───── MATERIAL FOR THE TASK

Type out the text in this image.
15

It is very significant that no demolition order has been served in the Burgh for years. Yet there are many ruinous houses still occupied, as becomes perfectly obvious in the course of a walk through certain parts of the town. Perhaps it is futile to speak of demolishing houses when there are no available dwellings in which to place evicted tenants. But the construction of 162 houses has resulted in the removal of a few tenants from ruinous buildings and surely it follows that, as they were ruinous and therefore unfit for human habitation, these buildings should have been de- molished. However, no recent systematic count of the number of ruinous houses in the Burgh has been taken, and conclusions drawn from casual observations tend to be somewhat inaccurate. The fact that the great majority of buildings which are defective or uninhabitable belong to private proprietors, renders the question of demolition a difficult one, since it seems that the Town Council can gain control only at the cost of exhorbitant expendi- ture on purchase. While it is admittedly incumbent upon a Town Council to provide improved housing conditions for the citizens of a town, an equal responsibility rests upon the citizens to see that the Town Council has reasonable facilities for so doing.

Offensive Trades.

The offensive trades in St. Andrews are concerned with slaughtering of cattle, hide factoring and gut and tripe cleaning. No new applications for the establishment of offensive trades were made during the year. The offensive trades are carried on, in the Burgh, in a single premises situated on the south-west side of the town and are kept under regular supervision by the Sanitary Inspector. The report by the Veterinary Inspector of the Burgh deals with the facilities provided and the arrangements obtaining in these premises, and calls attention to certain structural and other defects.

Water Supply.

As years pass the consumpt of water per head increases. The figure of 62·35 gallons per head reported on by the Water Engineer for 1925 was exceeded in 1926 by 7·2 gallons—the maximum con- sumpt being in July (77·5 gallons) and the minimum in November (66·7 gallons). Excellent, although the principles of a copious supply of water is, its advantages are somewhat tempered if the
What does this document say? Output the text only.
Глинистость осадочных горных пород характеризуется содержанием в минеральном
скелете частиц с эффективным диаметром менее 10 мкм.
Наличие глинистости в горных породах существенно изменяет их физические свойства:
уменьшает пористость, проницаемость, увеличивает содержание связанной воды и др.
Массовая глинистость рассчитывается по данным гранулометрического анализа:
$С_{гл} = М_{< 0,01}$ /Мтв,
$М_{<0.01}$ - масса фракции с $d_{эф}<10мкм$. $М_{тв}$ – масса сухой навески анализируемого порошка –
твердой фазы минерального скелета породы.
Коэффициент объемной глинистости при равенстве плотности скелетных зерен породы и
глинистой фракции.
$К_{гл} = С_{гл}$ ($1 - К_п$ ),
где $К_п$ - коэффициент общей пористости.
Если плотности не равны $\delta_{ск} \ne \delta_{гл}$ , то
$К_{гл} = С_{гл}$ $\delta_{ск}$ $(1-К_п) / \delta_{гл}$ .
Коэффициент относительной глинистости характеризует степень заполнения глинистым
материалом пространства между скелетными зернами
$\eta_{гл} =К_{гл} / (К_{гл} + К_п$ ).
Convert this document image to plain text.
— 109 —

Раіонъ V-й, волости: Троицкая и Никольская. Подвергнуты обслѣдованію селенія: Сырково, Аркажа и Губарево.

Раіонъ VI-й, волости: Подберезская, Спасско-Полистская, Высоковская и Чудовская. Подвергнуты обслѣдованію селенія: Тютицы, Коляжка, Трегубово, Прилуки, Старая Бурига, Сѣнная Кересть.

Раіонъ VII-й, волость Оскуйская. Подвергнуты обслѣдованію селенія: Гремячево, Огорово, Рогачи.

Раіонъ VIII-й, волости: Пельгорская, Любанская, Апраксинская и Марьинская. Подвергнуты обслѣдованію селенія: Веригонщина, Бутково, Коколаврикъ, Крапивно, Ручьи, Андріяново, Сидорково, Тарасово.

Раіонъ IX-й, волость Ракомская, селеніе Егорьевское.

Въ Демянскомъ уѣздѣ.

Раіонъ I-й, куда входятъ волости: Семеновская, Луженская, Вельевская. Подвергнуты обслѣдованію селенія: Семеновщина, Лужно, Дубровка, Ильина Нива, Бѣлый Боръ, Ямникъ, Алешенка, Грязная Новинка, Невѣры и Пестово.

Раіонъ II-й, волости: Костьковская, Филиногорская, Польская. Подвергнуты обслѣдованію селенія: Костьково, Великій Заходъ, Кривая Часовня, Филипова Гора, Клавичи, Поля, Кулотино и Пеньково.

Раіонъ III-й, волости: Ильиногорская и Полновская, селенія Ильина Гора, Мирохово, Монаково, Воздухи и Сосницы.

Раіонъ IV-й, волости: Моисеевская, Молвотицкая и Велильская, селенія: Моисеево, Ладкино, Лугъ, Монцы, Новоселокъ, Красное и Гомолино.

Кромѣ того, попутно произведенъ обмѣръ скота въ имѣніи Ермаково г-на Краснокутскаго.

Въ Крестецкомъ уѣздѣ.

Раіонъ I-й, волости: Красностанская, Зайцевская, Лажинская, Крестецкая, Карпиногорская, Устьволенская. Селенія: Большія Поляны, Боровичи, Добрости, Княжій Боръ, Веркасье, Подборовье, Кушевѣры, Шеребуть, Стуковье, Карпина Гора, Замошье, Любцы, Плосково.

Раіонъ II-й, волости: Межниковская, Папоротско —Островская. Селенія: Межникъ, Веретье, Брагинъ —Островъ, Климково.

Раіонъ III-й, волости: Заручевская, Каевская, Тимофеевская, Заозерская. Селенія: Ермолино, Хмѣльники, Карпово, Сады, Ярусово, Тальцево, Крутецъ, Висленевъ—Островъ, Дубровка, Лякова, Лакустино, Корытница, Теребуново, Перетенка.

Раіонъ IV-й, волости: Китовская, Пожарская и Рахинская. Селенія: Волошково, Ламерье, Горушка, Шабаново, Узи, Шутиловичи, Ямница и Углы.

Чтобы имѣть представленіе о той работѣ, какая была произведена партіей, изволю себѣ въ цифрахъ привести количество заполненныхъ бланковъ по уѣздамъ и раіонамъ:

──────────

Extract each line of the listing above, copying it word for word.

[THE RESPONSE]
Type out the text in this image.
15

It is very significant that no demolition order has been served in the Burgh for years. Yet there are many ruinous houses still occupied, as becomes perfectly obvious in the course of a walk through certain parts of the town. Perhaps it is futile to speak of demolishing houses when there are no available dwellings in which to place evicted tenants. But the construction of 162 houses has resulted in the removal of a few tenants from ruinous buildings and surely it follows that, as they were ruinous and therefore unfit for human habitation, these buildings should have been de- molished. However, no recent systematic count of the number of ruinous houses in the Burgh has been taken, and conclusions drawn from casual observations tend to be somewhat inaccurate. The fact that the great majority of buildings which are defective or uninhabitable belong to private proprietors, renders the question of demolition a difficult one, since it seems that the Town Council can gain control only at the cost of exhorbitant expendi- ture on purchase. While it is admittedly incumbent upon a Town Council to provide improved housing conditions for the citizens of a town, an equal responsibility rests upon the citizens to see that the Town Council has reasonable facilities for so doing.

Offensive Trades.

The offensive trades in St. Andrews are concerned with slaughtering of cattle, hide factoring and gut and tripe cleaning. No new applications for the establishment of offensive trades were made during the year. The offensive trades are carried on, in the Burgh, in a single premises situated on the south-west side of the town and are kept under regular supervision by the Sanitary Inspector. The report by the Veterinary Inspector of the Burgh deals with the facilities provided and the arrangements obtaining in these premises, and calls attention to certain structural and other defects.

Water Supply.

As years pass the consumpt of water per head increases. The figure of 62·35 gallons per head reported on by the Water Engineer for 1925 was exceeded in 1926 by 7·2 gallons—the maximum con- sumpt being in July (77·5 gallons) and the minimum in November (66·7 gallons). Excellent, although the principles of a copious supply of water is, its advantages are somewhat tempered if the
What does this document say? Output the text only.
Глинистость осадочных горных пород характеризуется содержанием в минеральном
скелете частиц с эффективным диаметром менее 10 мкм.
Наличие глинистости в горных породах существенно изменяет их физические свойства:
уменьшает пористость, проницаемость, увеличивает содержание связанной воды и др.
Массовая глинистость рассчитывается по данным гранулометрического анализа:
$С_{гл} = М_{< 0,01}$ /Мтв,
$М_{<0.01}$ - масса фракции с $d_{эф}<10мкм$. $М_{тв}$ – масса сухой навески анализируемого порошка –
твердой фазы минерального скелета породы.
Коэффициент объемной глинистости при равенстве плотности скелетных зерен породы и
глинистой фракции.
$К_{гл} = С_{гл}$ ($1 - К_п$ ),
где $К_п$ - коэффициент общей пористости.
Если плотности не равны $\delta_{ск} \ne \delta_{гл}$ , то
$К_{гл} = С_{гл}$ $\delta_{ск}$ $(1-К_п) / \delta_{гл}$ .
Коэффициент относительной глинистости характеризует степень заполнения глинистым
материалом пространства между скелетными зернами
$\eta_{гл} =К_{гл} / (К_{гл} + К_п$ ).
Convert this document image to plain text.
— 109 —

Раіонъ V-й, волости: Троицкая и Никольская. Подвергнуты обслѣдованію селенія: Сырково, Аркажа и Губарево.

Раіонъ VI-й, волости: Подберезская, Спасско-Полистская, Высоковская и Чудовская. Подвергнуты обслѣдованію селенія: Тютицы, Коляжка, Трегубово, Прилуки, Старая Бурига, Сѣнная Кересть.

Раіонъ VII-й, волость Оскуйская. Подвергнуты обслѣдованію селенія: Гремячево, Огорово, Рогачи.

Раіонъ VIII-й, волости: Пельгорская, Любанская, Апраксинская и Марьинская. Подвергнуты обслѣдованію селенія: Веригонщина, Бутково, Коколаврикъ, Крапивно, Ручьи, Андріяново, Сидорково, Тарасово.

Раіонъ IX-й, волость Ракомская, селеніе Егорьевское.

Въ Демянскомъ уѣздѣ.

Раіонъ I-й, куда входятъ волости: Семеновская, Луженская, Вельевская. Подвергнуты обслѣдованію селенія: Семеновщина, Лужно, Дубровка, Ильина Нива, Бѣлый Боръ, Ямникъ, Алешенка, Грязная Новинка, Невѣры и Пестово.

Раіонъ II-й, волости: Костьковская, Филиногорская, Польская. Подвергнуты обслѣдованію селенія: Костьково, Великій Заходъ, Кривая Часовня, Филипова Гора, Клавичи, Поля, Кулотино и Пеньково.

Раіонъ III-й, волости: Ильиногорская и Полновская, селенія Ильина Гора, Мирохово, Монаково, Воздухи и Сосницы.

Раіонъ IV-й, волости: Моисеевская, Молвотицкая и Велильская, селенія: Моисеево, Ладкино, Лугъ, Монцы, Новоселокъ, Красное и Гомолино.

Кромѣ того, попутно произведенъ обмѣръ скота въ имѣніи Ермаково г-на Краснокутскаго.

Въ Крестецкомъ уѣздѣ.

Раіонъ I-й, волости: Красностанская, Зайцевская, Лажинская, Крестецкая, Карпиногорская, Устьволенская. Селенія: Большія Поляны, Боровичи, Добрости, Княжій Боръ, Веркасье, Подборовье, Кушевѣры, Шеребуть, Стуковье, Карпина Гора, Замошье, Любцы, Плосково.

Раіонъ II-й, волости: Межниковская, Папоротско —Островская. Селенія: Межникъ, Веретье, Брагинъ —Островъ, Климково.

Раіонъ III-й, волости: Заручевская, Каевская, Тимофеевская, Заозерская. Селенія: Ермолино, Хмѣльники, Карпово, Сады, Ярусово, Тальцево, Крутецъ, Висленевъ—Островъ, Дубровка, Лякова, Лакустино, Корытница, Теребуново, Перетенка.

Раіонъ IV-й, волости: Китовская, Пожарская и Рахинская. Селенія: Волошково, Ламерье, Горушка, Шабаново, Узи, Шутиловичи, Ямница и Углы.

Чтобы имѣть представленіе о той работѣ, какая была произведена партіей, изволю себѣ въ цифрахъ привести количество заполненныхъ бланковъ по уѣздамъ и раіонамъ:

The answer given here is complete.